**Required tasks**
**1)** Summarize the excerpt in three sentences.
**2)** Reproduce the records starting with their first line and going on through the line containing "- saml-attribute-row: Delete: [30, 183, 1036, 273]", including both of those lines.

**Excerpt**

● ● ● ● ● ● ●

Naturally, Colbert took Drudge’s conspiracy theory a few steps further, wondering whether Hillary Clinton in fact beat The Brady Bunch’s Ann B. Davis to death with her walker.
8/ And if you can stand it, here is three minutes of Republican politicians pontificating on climate change.....which isn't happening, or if it is it's not our fault.....
The video was made to show support for President Obama’s new climate change initiative. The clip is called “Not a Scientist” and it shows Republicans, using these words, as they explain why they don’t believe in global warming. It really would be kind of funny, if it weren’t so pitiful, how so many of these members of Congress admit that they are not scientists, and yet they proudly repeat the Conservative talking points as they deny the existence of man-made climate change.
The director of Americans United For Change makes the point perfectly when he says,
“The GOP’s new talking point when challenged on climate change is ‘I’m no scientist’, and yet they remain 100% certain as that 97% of the scientific community is pulling a fast one on us all for no explicable reason
9/ One of the all time greatest pure guitar songs was "Bridge Of Sighs", with Robin Trower from 1974....it still holds up today as an excellent song....
Not a good looking man.....but a great geetar player....
10/ Thomas Frank, author of "What's The Matter With Kansas?" looks back on what happened after he wrote the book, and how the Democrats squandered any opportunity to appeal to the white middle and working class. It's written with sadness, and also anger.....he doesn't like the death spiral we are in.....
If you are interested in politics, this will be an eye opener - it's a long read, but worthwhile. It continues the theme of the first story from DDD last week, which is what's happening to the soul of America - the screwing of the middle class and working poor by the oligarchy, and how they are getting away with it....
It is a strange thing to say in the year 2014, as the political battle-lines grow harder and our bitter-enders ever more bitter, but there was a time when I didn’t think of my home state of Kansas as a particularly right-wing place.
It is true that the Kansas City suburb where I grew up teemed with standard-issue business-class Republicans back in the ’70s and ’80s; I had been one myself once upon a time. But I also knew that Kansas was the kind of place that valued education, that built big boring suburbs, that never did anything risky or exciting. Its politics in those days were utterly forgettable, dominated by a succession of bland Republican moderates and unambitious Democrats. We were the epitome of unremarkableness. When the notorious “Summer of Mercy” took place in 1991 — the event that marked the beginning of the state’s long march to the right — I remember reading about it from graduate school in Chicago and thinking how strange it was that Operation Rescue had chosen Wichita as the place to make its stand. After all, Kansas wasn’t in the South.

● ● ● ● ● ● ●

**Data provided**
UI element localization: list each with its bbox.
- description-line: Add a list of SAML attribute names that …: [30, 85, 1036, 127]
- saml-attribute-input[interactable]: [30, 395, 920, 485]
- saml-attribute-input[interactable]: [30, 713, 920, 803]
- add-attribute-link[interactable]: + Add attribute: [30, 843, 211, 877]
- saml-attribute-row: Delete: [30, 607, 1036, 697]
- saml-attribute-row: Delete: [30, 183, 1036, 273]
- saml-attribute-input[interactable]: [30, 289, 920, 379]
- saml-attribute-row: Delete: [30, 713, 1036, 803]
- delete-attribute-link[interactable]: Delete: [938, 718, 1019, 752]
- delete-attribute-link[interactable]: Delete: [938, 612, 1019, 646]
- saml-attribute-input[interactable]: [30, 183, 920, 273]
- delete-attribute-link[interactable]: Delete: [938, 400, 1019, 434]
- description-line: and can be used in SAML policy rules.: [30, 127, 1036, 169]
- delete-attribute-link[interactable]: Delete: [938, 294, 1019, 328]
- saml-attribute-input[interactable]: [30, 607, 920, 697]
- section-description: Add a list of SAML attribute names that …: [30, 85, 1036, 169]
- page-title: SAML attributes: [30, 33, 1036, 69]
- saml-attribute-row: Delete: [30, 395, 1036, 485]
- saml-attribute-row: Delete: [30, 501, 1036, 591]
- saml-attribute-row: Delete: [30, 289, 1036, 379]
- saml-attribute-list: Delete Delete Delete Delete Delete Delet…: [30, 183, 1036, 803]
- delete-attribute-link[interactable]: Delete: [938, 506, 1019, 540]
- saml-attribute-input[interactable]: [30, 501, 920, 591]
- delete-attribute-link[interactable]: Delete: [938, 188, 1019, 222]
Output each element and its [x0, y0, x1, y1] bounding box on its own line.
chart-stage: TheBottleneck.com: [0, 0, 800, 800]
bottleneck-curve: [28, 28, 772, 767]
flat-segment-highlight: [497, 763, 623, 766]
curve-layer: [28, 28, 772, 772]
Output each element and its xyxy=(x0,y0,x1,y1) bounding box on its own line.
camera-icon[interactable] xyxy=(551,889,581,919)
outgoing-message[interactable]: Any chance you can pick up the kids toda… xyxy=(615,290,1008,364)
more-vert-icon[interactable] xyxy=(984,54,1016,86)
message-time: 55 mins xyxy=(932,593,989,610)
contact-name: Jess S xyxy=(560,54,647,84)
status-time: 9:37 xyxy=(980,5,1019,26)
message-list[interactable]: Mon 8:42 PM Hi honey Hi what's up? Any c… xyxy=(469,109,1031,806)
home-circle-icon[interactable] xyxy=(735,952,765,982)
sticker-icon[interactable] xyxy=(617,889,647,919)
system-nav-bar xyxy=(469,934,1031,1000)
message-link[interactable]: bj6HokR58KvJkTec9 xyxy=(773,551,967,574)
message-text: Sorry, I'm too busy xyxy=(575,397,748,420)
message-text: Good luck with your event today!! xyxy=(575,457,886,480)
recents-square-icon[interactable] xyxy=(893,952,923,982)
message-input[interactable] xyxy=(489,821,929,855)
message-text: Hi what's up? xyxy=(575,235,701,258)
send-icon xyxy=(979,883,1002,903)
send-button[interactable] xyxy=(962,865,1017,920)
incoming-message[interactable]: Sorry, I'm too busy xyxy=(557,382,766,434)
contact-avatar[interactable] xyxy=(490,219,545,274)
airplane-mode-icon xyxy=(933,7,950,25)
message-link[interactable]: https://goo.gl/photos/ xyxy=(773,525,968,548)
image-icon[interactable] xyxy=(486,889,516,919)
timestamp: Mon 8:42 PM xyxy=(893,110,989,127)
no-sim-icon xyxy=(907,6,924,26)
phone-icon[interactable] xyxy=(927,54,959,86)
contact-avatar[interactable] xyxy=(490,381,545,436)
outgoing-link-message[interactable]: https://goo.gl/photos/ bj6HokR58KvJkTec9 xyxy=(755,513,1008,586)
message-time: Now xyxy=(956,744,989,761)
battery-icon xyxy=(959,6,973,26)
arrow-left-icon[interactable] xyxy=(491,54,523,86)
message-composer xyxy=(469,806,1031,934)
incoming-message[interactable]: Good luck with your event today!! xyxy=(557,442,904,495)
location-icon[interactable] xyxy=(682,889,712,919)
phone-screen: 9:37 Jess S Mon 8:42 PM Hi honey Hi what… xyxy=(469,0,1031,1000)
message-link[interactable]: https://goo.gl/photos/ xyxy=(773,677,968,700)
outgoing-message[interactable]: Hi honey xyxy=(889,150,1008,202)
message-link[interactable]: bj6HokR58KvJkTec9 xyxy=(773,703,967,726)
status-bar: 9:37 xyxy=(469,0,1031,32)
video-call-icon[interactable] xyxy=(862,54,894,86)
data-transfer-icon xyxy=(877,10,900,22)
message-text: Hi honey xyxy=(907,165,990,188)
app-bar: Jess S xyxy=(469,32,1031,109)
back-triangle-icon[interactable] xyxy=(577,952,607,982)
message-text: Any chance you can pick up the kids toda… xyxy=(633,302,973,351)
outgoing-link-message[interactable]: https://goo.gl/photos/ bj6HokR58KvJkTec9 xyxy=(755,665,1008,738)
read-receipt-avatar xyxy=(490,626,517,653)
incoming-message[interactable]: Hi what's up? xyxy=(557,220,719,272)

● ● ● ● ● ● ●

**Written answers**
**1)** The excerpt opens with Colbert extending Drudge's conspiracy theory and then presents a video called "Not a Scientist," made to support President Obama's new climate change initiative, in which Republicans say they are not scientists while denying man-made climate change. It also praises Robin Trower's 1974 song "Bridge Of Sighs" as one of the all-time greatest pure guitar songs. Finally, it recommends a long piece by Thomas Frank, author of "What's The Matter With Kansas?", on how the Democrats squandered the chance to appeal to the white middle and working class, in which he recalls a time when he did not think of his home state of Kansas as a particularly right-wing place.

**2)**
UI element localization: list each with its bbox.
- description-line: Add a list of SAML attribute names that …: [30, 85, 1036, 127]
- saml-attribute-input[interactable]: [30, 395, 920, 485]
- saml-attribute-input[interactable]: [30, 713, 920, 803]
- add-attribute-link[interactable]: + Add attribute: [30, 843, 211, 877]
- saml-attribute-row: Delete: [30, 607, 1036, 697]
- saml-attribute-row: Delete: [30, 183, 1036, 273]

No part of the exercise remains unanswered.